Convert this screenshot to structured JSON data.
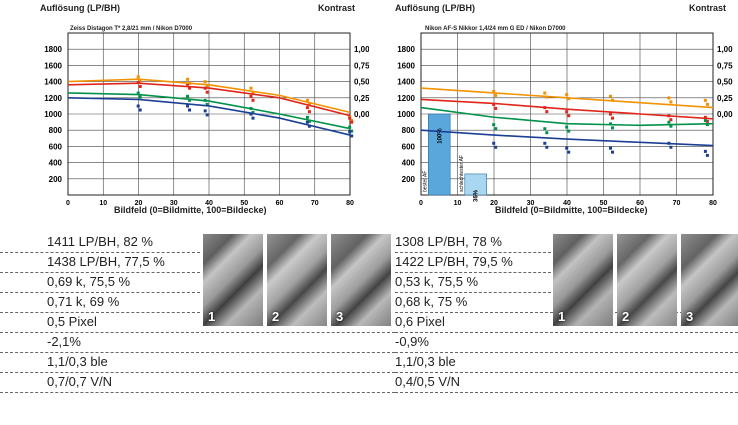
{
  "chart_data": [
    {
      "type": "line",
      "title": "Auflösung (LP/BH)",
      "subtitle": "Zeiss Distagon T* 2,8/21 mm / Nikon D7000",
      "right_label": "Kontrast",
      "xlabel": "Bildfeld (0=Bildmitte, 100=Bildecke)",
      "xlim": [
        0,
        80
      ],
      "ylim": [
        0,
        2000
      ],
      "x_ticks": [
        0,
        10,
        20,
        30,
        40,
        50,
        60,
        70,
        80
      ],
      "y_ticks": [
        200,
        400,
        600,
        800,
        1000,
        1200,
        1400,
        1600,
        1800
      ],
      "contrast_ticks": [
        "1,00",
        "0,75",
        "0,50",
        "0,25",
        "0,00"
      ],
      "series": [
        {
          "color": "#f39200",
          "x": [
            0,
            20,
            40,
            60,
            80
          ],
          "y": [
            1400,
            1430,
            1360,
            1230,
            1020
          ]
        },
        {
          "color": "#e0251b",
          "x": [
            0,
            20,
            40,
            60,
            80
          ],
          "y": [
            1360,
            1380,
            1320,
            1200,
            980
          ]
        },
        {
          "color": "#00924a",
          "x": [
            0,
            20,
            40,
            60,
            80
          ],
          "y": [
            1260,
            1240,
            1160,
            1000,
            820
          ]
        },
        {
          "color": "#1b3f95",
          "x": [
            0,
            20,
            40,
            60,
            80
          ],
          "y": [
            1200,
            1180,
            1100,
            950,
            740
          ]
        }
      ],
      "points": [
        {
          "color": "#f39200",
          "x": [
            20,
            34,
            39,
            52,
            68,
            80
          ],
          "y": [
            1440,
            1410,
            1380,
            1300,
            1150,
            950
          ]
        },
        {
          "color": "#e0251b",
          "x": [
            20,
            34,
            39,
            52,
            68,
            80
          ],
          "y": [
            1370,
            1350,
            1300,
            1200,
            1060,
            930
          ]
        },
        {
          "color": "#00924a",
          "x": [
            20,
            34,
            39,
            52,
            68,
            80
          ],
          "y": [
            1240,
            1200,
            1150,
            1050,
            940,
            820
          ]
        },
        {
          "color": "#1b3f95",
          "x": [
            20,
            34,
            39,
            52,
            68,
            80
          ],
          "y": [
            1080,
            1080,
            1020,
            980,
            880,
            760
          ]
        }
      ]
    },
    {
      "type": "line",
      "title": "Auflösung (LP/BH)",
      "subtitle": "Nikon AF-S Nikkor 1,4/24 mm G ED / Nikon D7000",
      "right_label": "Kontrast",
      "xlabel": "Bildfeld (0=Bildmitte, 100=Bildecke)",
      "xlim": [
        0,
        80
      ],
      "ylim": [
        0,
        2000
      ],
      "x_ticks": [
        0,
        10,
        20,
        30,
        40,
        50,
        60,
        70,
        80
      ],
      "y_ticks": [
        200,
        400,
        600,
        800,
        1000,
        1200,
        1400,
        1600,
        1800
      ],
      "contrast_ticks": [
        "1,00",
        "0,75",
        "0,50",
        "0,25",
        "0,00"
      ],
      "bars": [
        {
          "x": 5,
          "value": 1000,
          "label": "100%",
          "caption": "bester AF"
        },
        {
          "x": 15,
          "value": 260,
          "label": "36%",
          "caption": "schlechtester AF"
        }
      ],
      "series": [
        {
          "color": "#f39200",
          "x": [
            0,
            20,
            40,
            60,
            80
          ],
          "y": [
            1320,
            1260,
            1200,
            1140,
            1080
          ]
        },
        {
          "color": "#e0251b",
          "x": [
            0,
            20,
            40,
            60,
            80
          ],
          "y": [
            1180,
            1130,
            1060,
            1000,
            940
          ]
        },
        {
          "color": "#00924a",
          "x": [
            0,
            20,
            40,
            60,
            80
          ],
          "y": [
            1080,
            960,
            880,
            860,
            880
          ]
        },
        {
          "color": "#1b3f95",
          "x": [
            0,
            20,
            40,
            60,
            80
          ],
          "y": [
            800,
            740,
            690,
            650,
            610
          ]
        }
      ],
      "points": [
        {
          "color": "#f39200",
          "x": [
            20,
            34,
            40,
            52,
            68,
            78
          ],
          "y": [
            1260,
            1240,
            1220,
            1200,
            1180,
            1150
          ]
        },
        {
          "color": "#e0251b",
          "x": [
            20,
            34,
            40,
            52,
            68,
            78
          ],
          "y": [
            1100,
            1060,
            1010,
            980,
            960,
            940
          ]
        },
        {
          "color": "#00924a",
          "x": [
            20,
            34,
            40,
            52,
            68,
            78
          ],
          "y": [
            850,
            800,
            820,
            860,
            880,
            900
          ]
        },
        {
          "color": "#1b3f95",
          "x": [
            20,
            34,
            40,
            52,
            68,
            78
          ],
          "y": [
            620,
            620,
            560,
            560,
            620,
            520
          ]
        }
      ]
    }
  ],
  "table": {
    "left": [
      "1411 LP/BH, 82 %",
      "1438 LP/BH, 77,5 %",
      "0,69 k, 75,5 %",
      "0,71 k, 69 %",
      "0,5 Pixel",
      "-2,1%",
      "1,1/0,3 ble",
      "0,7/0,7 V/N"
    ],
    "right": [
      "1308 LP/BH, 78 %",
      "1422 LP/BH, 79,5 %",
      "0,53 k, 75,5 %",
      "0,68 k, 75 %",
      "0,6 Pixel",
      "-0,9%",
      "1,1/0,3 ble",
      "0,4/0,5 V/N"
    ],
    "sample_numbers": [
      "1",
      "2",
      "3"
    ]
  }
}
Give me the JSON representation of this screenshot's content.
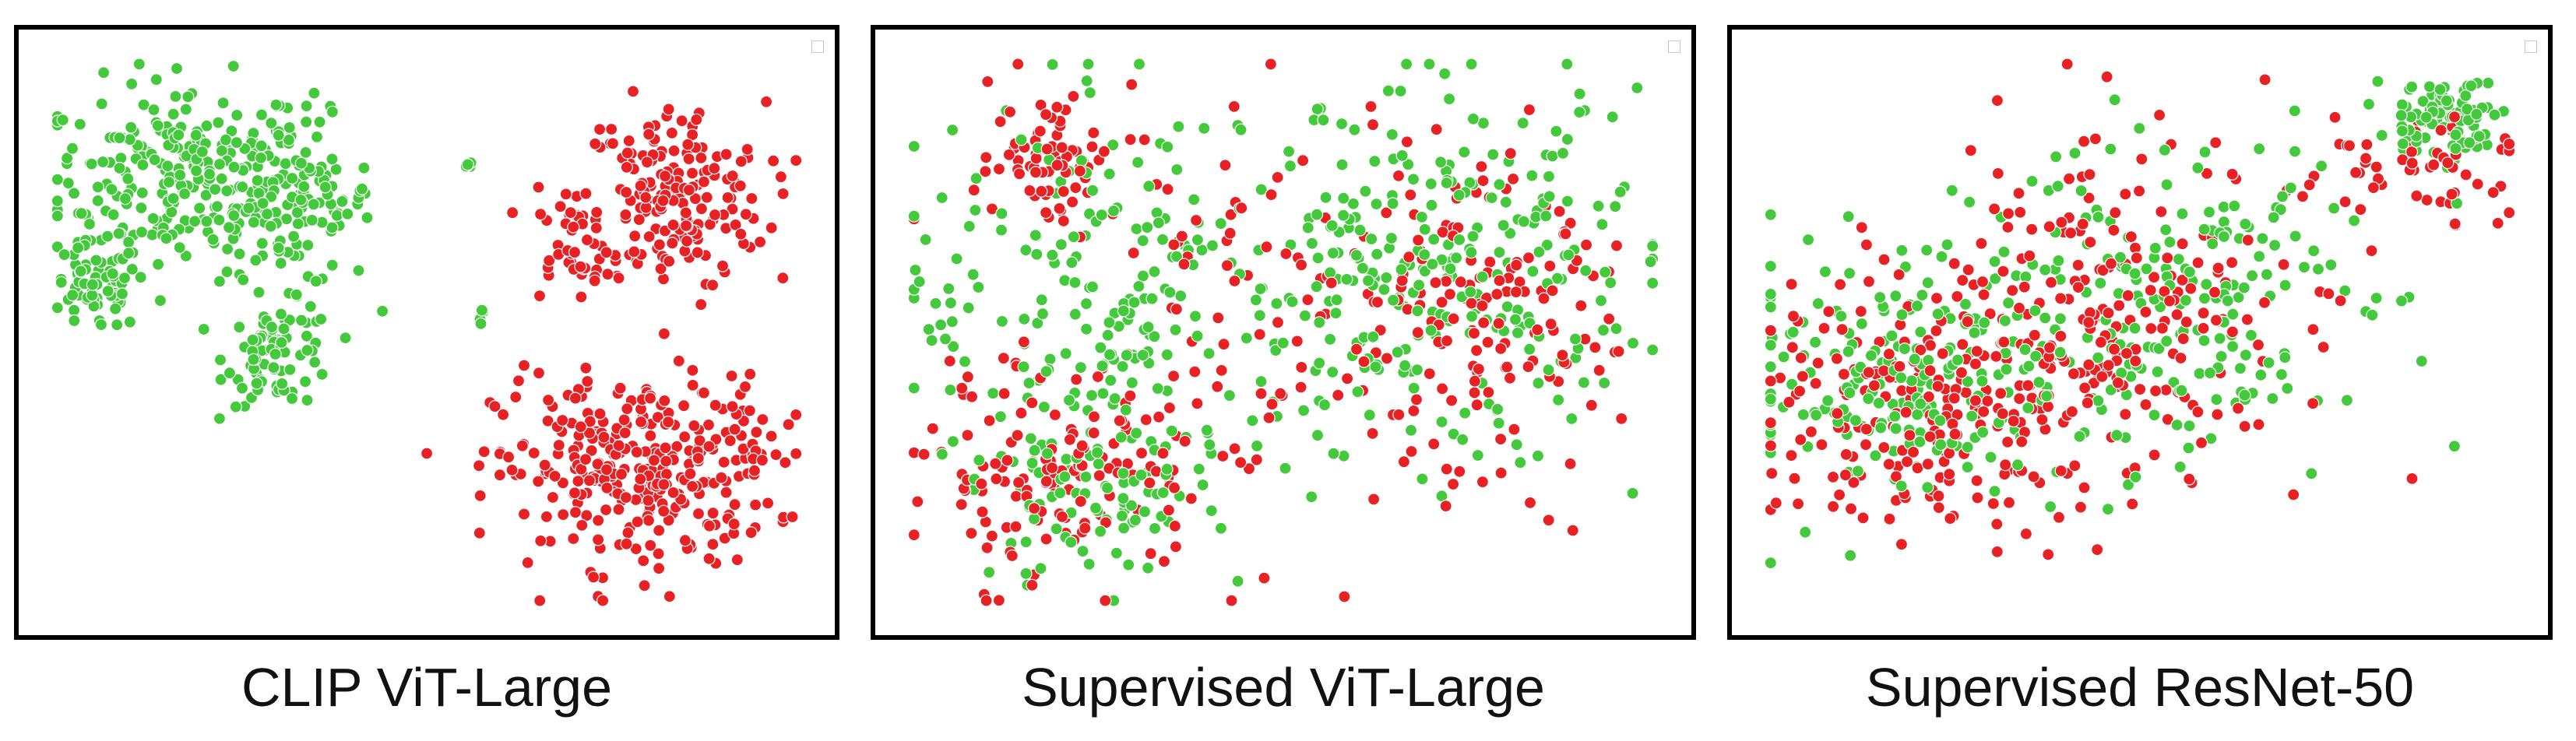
{
  "colors": {
    "class_a": "#e82124",
    "class_b": "#44c93c",
    "point_edge": "#ffffff",
    "frame": "#000000"
  },
  "panels": [
    {
      "caption": "CLIP ViT-Large"
    },
    {
      "caption": "Supervised ViT-Large"
    },
    {
      "caption": "Supervised ResNet-50"
    }
  ],
  "chart_data": [
    {
      "type": "scatter",
      "title": "CLIP ViT-Large",
      "xlabel": "",
      "ylabel": "",
      "xlim": [
        0,
        1
      ],
      "ylim": [
        0,
        1
      ],
      "grid": false,
      "axes_visible": false,
      "legend": "top-right (empty marker box)",
      "series": [
        {
          "color": "#44c93c",
          "n": 520,
          "clusters": [
            {
              "cx": 0.18,
              "cy": 0.78,
              "sx": 0.085,
              "sy": 0.085,
              "w": 0.45
            },
            {
              "cx": 0.33,
              "cy": 0.73,
              "sx": 0.05,
              "sy": 0.075,
              "w": 0.22
            },
            {
              "cx": 0.07,
              "cy": 0.58,
              "sx": 0.03,
              "sy": 0.04,
              "w": 0.12
            },
            {
              "cx": 0.31,
              "cy": 0.46,
              "sx": 0.035,
              "sy": 0.045,
              "w": 0.15
            },
            {
              "cx": 0.55,
              "cy": 0.8,
              "sx": 0.005,
              "sy": 0.006,
              "w": 0.01
            },
            {
              "cx": 0.57,
              "cy": 0.53,
              "sx": 0.006,
              "sy": 0.006,
              "w": 0.01
            }
          ]
        },
        {
          "color": "#e82124",
          "n": 560,
          "clusters": [
            {
              "cx": 0.82,
              "cy": 0.74,
              "sx": 0.06,
              "sy": 0.085,
              "w": 0.35
            },
            {
              "cx": 0.69,
              "cy": 0.66,
              "sx": 0.03,
              "sy": 0.05,
              "w": 0.07
            },
            {
              "cx": 0.77,
              "cy": 0.25,
              "sx": 0.09,
              "sy": 0.085,
              "w": 0.55
            },
            {
              "cx": 0.93,
              "cy": 0.3,
              "sx": 0.02,
              "sy": 0.04,
              "w": 0.03
            }
          ]
        }
      ]
    },
    {
      "type": "scatter",
      "title": "Supervised ViT-Large",
      "xlabel": "",
      "ylabel": "",
      "xlim": [
        0,
        1
      ],
      "ylim": [
        0,
        1
      ],
      "grid": false,
      "axes_visible": false,
      "legend": "top-right (empty marker box)",
      "series": [
        {
          "color": "#e82124",
          "n": 440,
          "clusters": [
            {
              "cx": 0.22,
              "cy": 0.25,
              "sx": 0.09,
              "sy": 0.09,
              "w": 0.3
            },
            {
              "cx": 0.75,
              "cy": 0.5,
              "sx": 0.09,
              "sy": 0.13,
              "w": 0.3
            },
            {
              "cx": 0.5,
              "cy": 0.55,
              "sx": 0.2,
              "sy": 0.2,
              "w": 0.25
            },
            {
              "cx": 0.2,
              "cy": 0.82,
              "sx": 0.04,
              "sy": 0.06,
              "w": 0.15
            }
          ]
        },
        {
          "color": "#44c93c",
          "n": 560,
          "clusters": [
            {
              "cx": 0.27,
              "cy": 0.55,
              "sx": 0.13,
              "sy": 0.18,
              "w": 0.35
            },
            {
              "cx": 0.7,
              "cy": 0.6,
              "sx": 0.14,
              "sy": 0.16,
              "w": 0.5
            },
            {
              "cx": 0.25,
              "cy": 0.2,
              "sx": 0.08,
              "sy": 0.07,
              "w": 0.15
            }
          ]
        }
      ]
    },
    {
      "type": "scatter",
      "title": "Supervised ResNet-50",
      "xlabel": "",
      "ylabel": "",
      "xlim": [
        0,
        1
      ],
      "ylim": [
        0,
        1
      ],
      "grid": false,
      "axes_visible": false,
      "legend": "top-right (empty marker box)",
      "series": [
        {
          "color": "#e82124",
          "n": 480,
          "clusters": [
            {
              "cx": 0.22,
              "cy": 0.38,
              "sx": 0.11,
              "sy": 0.12,
              "w": 0.45
            },
            {
              "cx": 0.5,
              "cy": 0.55,
              "sx": 0.13,
              "sy": 0.15,
              "w": 0.42
            },
            {
              "cx": 0.85,
              "cy": 0.8,
              "sx": 0.06,
              "sy": 0.05,
              "w": 0.13
            }
          ]
        },
        {
          "color": "#44c93c",
          "n": 500,
          "clusters": [
            {
              "cx": 0.2,
              "cy": 0.4,
              "sx": 0.11,
              "sy": 0.11,
              "w": 0.4
            },
            {
              "cx": 0.55,
              "cy": 0.55,
              "sx": 0.13,
              "sy": 0.14,
              "w": 0.4
            },
            {
              "cx": 0.9,
              "cy": 0.88,
              "sx": 0.04,
              "sy": 0.035,
              "w": 0.2
            }
          ]
        }
      ]
    }
  ]
}
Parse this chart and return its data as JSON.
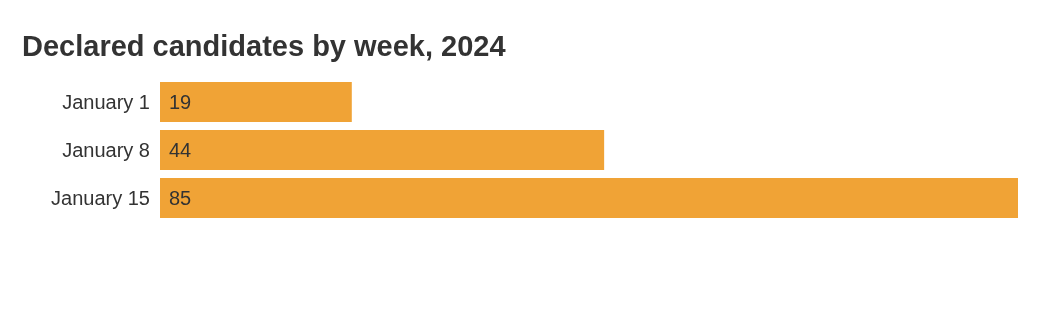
{
  "chart_data": {
    "type": "bar",
    "orientation": "horizontal",
    "title": "Declared candidates by week, 2024",
    "categories": [
      "January 1",
      "January 8",
      "January 15"
    ],
    "values": [
      19,
      44,
      85
    ],
    "color": "#f0a336",
    "data_labels": true
  }
}
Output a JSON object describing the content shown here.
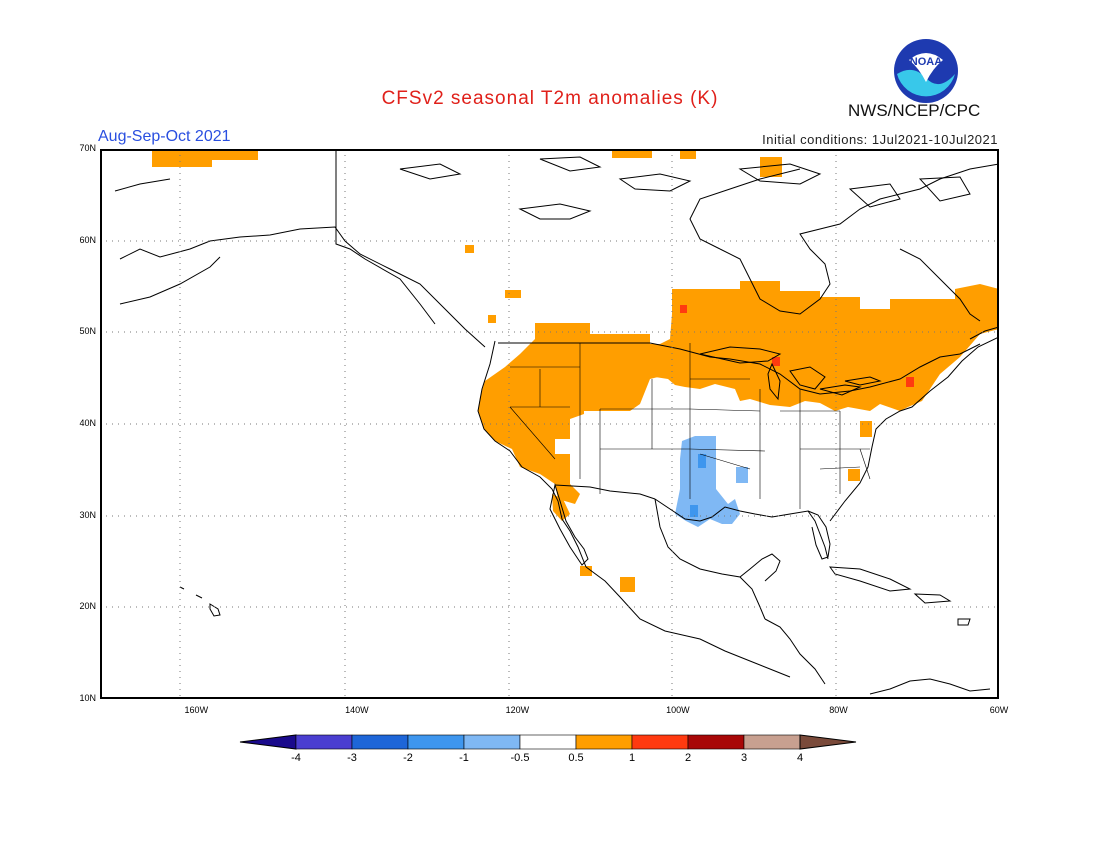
{
  "header": {
    "title": "CFSv2 seasonal T2m anomalies (K)",
    "season": "Aug-Sep-Oct 2021",
    "initial_conditions": "Initial conditions: 1Jul2021-10Jul2021",
    "agency": "NWS/NCEP/CPC",
    "logo_text": "NOAA"
  },
  "map": {
    "lon_range": [
      -172,
      -60
    ],
    "lat_range": [
      10,
      70
    ],
    "y_ticks": [
      {
        "lat": 70,
        "label": "70N"
      },
      {
        "lat": 60,
        "label": "60N"
      },
      {
        "lat": 50,
        "label": "50N"
      },
      {
        "lat": 40,
        "label": "40N"
      },
      {
        "lat": 30,
        "label": "30N"
      },
      {
        "lat": 20,
        "label": "20N"
      },
      {
        "lat": 10,
        "label": "10N"
      }
    ],
    "x_ticks": [
      {
        "lon": -160,
        "label": "160W"
      },
      {
        "lon": -140,
        "label": "140W"
      },
      {
        "lon": -120,
        "label": "120W"
      },
      {
        "lon": -100,
        "label": "100W"
      },
      {
        "lon": -80,
        "label": "80W"
      },
      {
        "lon": -60,
        "label": "60W"
      }
    ],
    "gridlines": "dotted"
  },
  "colorbar": {
    "labels": [
      "-4",
      "-3",
      "-2",
      "-1",
      "-0.5",
      "0.5",
      "1",
      "2",
      "3",
      "4"
    ],
    "colors": [
      "#1a0a8c",
      "#4a3ed0",
      "#1e66d8",
      "#3e96ee",
      "#7fb8f4",
      "#ffffff",
      "#ff9e00",
      "#ff3a10",
      "#a80808",
      "#c8a090",
      "#7a4a3a"
    ]
  },
  "anomaly_regions": [
    {
      "level": "0.5 to 1",
      "color": "#ff9e00",
      "description": "western US"
    },
    {
      "level": "0.5 to 1",
      "color": "#ff9e00",
      "description": "northern plains"
    },
    {
      "level": "0.5 to 1",
      "color": "#ff9e00",
      "description": "southern Canada and Great Lakes"
    },
    {
      "level": "0.5 to 1",
      "color": "#ff9e00",
      "description": "northeast US"
    },
    {
      "level": "1 to 2",
      "color": "#ff3a10",
      "description": "Lake Michigan / New England"
    },
    {
      "level": "-1 to -0.5",
      "color": "#7fb8f4",
      "description": "Oklahoma / Texas / Arkansas"
    },
    {
      "level": "-2 to -1",
      "color": "#3e96ee",
      "description": "eastern Texas"
    }
  ]
}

══════

Identify which lines contain the word "Supervised" and copy each one.

      "caption": "Supervised ViT-Large"
      "caption": "Supervised ResNet-50"
      "title": "Supervised ViT-Large",
      "title": "Supervised ResNet-50",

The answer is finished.